Written exercise: Transcribe every line exactly and omit anything that is a picture.

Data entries
-.-.-
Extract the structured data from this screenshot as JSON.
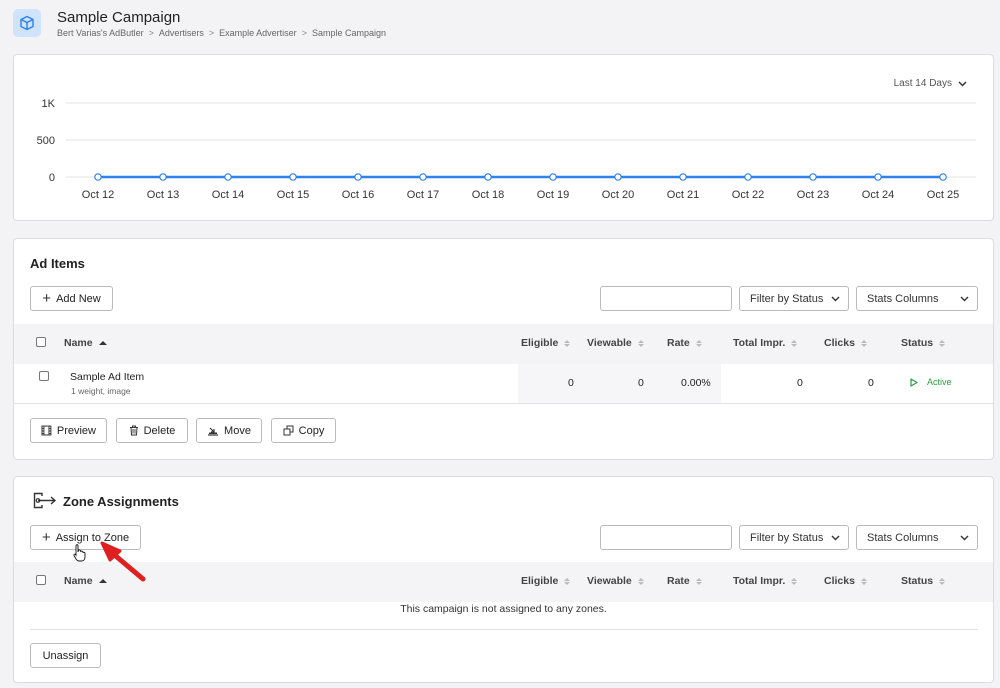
{
  "header": {
    "title": "Sample Campaign",
    "breadcrumb": [
      "Bert Varias's AdButler",
      "Advertisers",
      "Example Advertiser",
      "Sample Campaign"
    ],
    "separator": ">"
  },
  "chart": {
    "range_label": "Last 14 Days",
    "y_tick_labels": [
      "1K",
      "500",
      "0"
    ]
  },
  "chart_data": {
    "type": "line",
    "categories": [
      "Oct 12",
      "Oct 13",
      "Oct 14",
      "Oct 15",
      "Oct 16",
      "Oct 17",
      "Oct 18",
      "Oct 19",
      "Oct 20",
      "Oct 21",
      "Oct 22",
      "Oct 23",
      "Oct 24",
      "Oct 25"
    ],
    "values": [
      0,
      0,
      0,
      0,
      0,
      0,
      0,
      0,
      0,
      0,
      0,
      0,
      0,
      0
    ],
    "ylim": [
      0,
      1000
    ],
    "yticks": [
      0,
      500,
      1000
    ],
    "grid": true,
    "line_color": "#2f80ed",
    "title": "",
    "xlabel": "",
    "ylabel": ""
  },
  "ad_items": {
    "title": "Ad Items",
    "add_new_label": "Add New",
    "search_placeholder": "",
    "filter_label": "Filter by Status",
    "stats_label": "Stats Columns",
    "columns": {
      "name": "Name",
      "eligible": "Eligible",
      "viewable": "Viewable",
      "rate": "Rate",
      "total": "Total Impr.",
      "clicks": "Clicks",
      "status": "Status"
    },
    "rows": [
      {
        "name": "Sample Ad Item",
        "subtext": "1 weight,  image",
        "eligible": "0",
        "viewable": "0",
        "rate": "0.00%",
        "total": "0",
        "clicks": "0",
        "status": "Active"
      }
    ],
    "actions": {
      "preview": "Preview",
      "delete": "Delete",
      "move": "Move",
      "copy": "Copy"
    }
  },
  "zone_assignments": {
    "title": "Zone Assignments",
    "assign_label": "Assign to Zone",
    "filter_label": "Filter by Status",
    "stats_label": "Stats Columns",
    "columns": {
      "name": "Name",
      "eligible": "Eligible",
      "viewable": "Viewable",
      "rate": "Rate",
      "total": "Total Impr.",
      "clicks": "Clicks",
      "status": "Status"
    },
    "empty_message": "This campaign is not assigned to any zones.",
    "unassign_label": "Unassign"
  },
  "colors": {
    "accent": "#2f80ed",
    "status_active": "#2e9d3e",
    "annotation_arrow": "#e02020"
  }
}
-.-.-
Exercise output:
Extract the structured data from this screenshot as JSON.
{
  "header": {
    "title": "Sample Campaign",
    "breadcrumb": [
      "Bert Varias's AdButler",
      "Advertisers",
      "Example Advertiser",
      "Sample Campaign"
    ],
    "separator": ">"
  },
  "chart": {
    "range_label": "Last 14 Days",
    "y_tick_labels": [
      "1K",
      "500",
      "0"
    ]
  },
  "chart_data": {
    "type": "line",
    "categories": [
      "Oct 12",
      "Oct 13",
      "Oct 14",
      "Oct 15",
      "Oct 16",
      "Oct 17",
      "Oct 18",
      "Oct 19",
      "Oct 20",
      "Oct 21",
      "Oct 22",
      "Oct 23",
      "Oct 24",
      "Oct 25"
    ],
    "values": [
      0,
      0,
      0,
      0,
      0,
      0,
      0,
      0,
      0,
      0,
      0,
      0,
      0,
      0
    ],
    "ylim": [
      0,
      1000
    ],
    "yticks": [
      0,
      500,
      1000
    ],
    "grid": true,
    "line_color": "#2f80ed",
    "title": "",
    "xlabel": "",
    "ylabel": ""
  },
  "ad_items": {
    "title": "Ad Items",
    "add_new_label": "Add New",
    "search_placeholder": "",
    "filter_label": "Filter by Status",
    "stats_label": "Stats Columns",
    "columns": {
      "name": "Name",
      "eligible": "Eligible",
      "viewable": "Viewable",
      "rate": "Rate",
      "total": "Total Impr.",
      "clicks": "Clicks",
      "status": "Status"
    },
    "rows": [
      {
        "name": "Sample Ad Item",
        "subtext": "1 weight,  image",
        "eligible": "0",
        "viewable": "0",
        "rate": "0.00%",
        "total": "0",
        "clicks": "0",
        "status": "Active"
      }
    ],
    "actions": {
      "preview": "Preview",
      "delete": "Delete",
      "move": "Move",
      "copy": "Copy"
    }
  },
  "zone_assignments": {
    "title": "Zone Assignments",
    "assign_label": "Assign to Zone",
    "filter_label": "Filter by Status",
    "stats_label": "Stats Columns",
    "columns": {
      "name": "Name",
      "eligible": "Eligible",
      "viewable": "Viewable",
      "rate": "Rate",
      "total": "Total Impr.",
      "clicks": "Clicks",
      "status": "Status"
    },
    "empty_message": "This campaign is not assigned to any zones.",
    "unassign_label": "Unassign"
  },
  "colors": {
    "accent": "#2f80ed",
    "status_active": "#2e9d3e",
    "annotation_arrow": "#e02020"
  }
}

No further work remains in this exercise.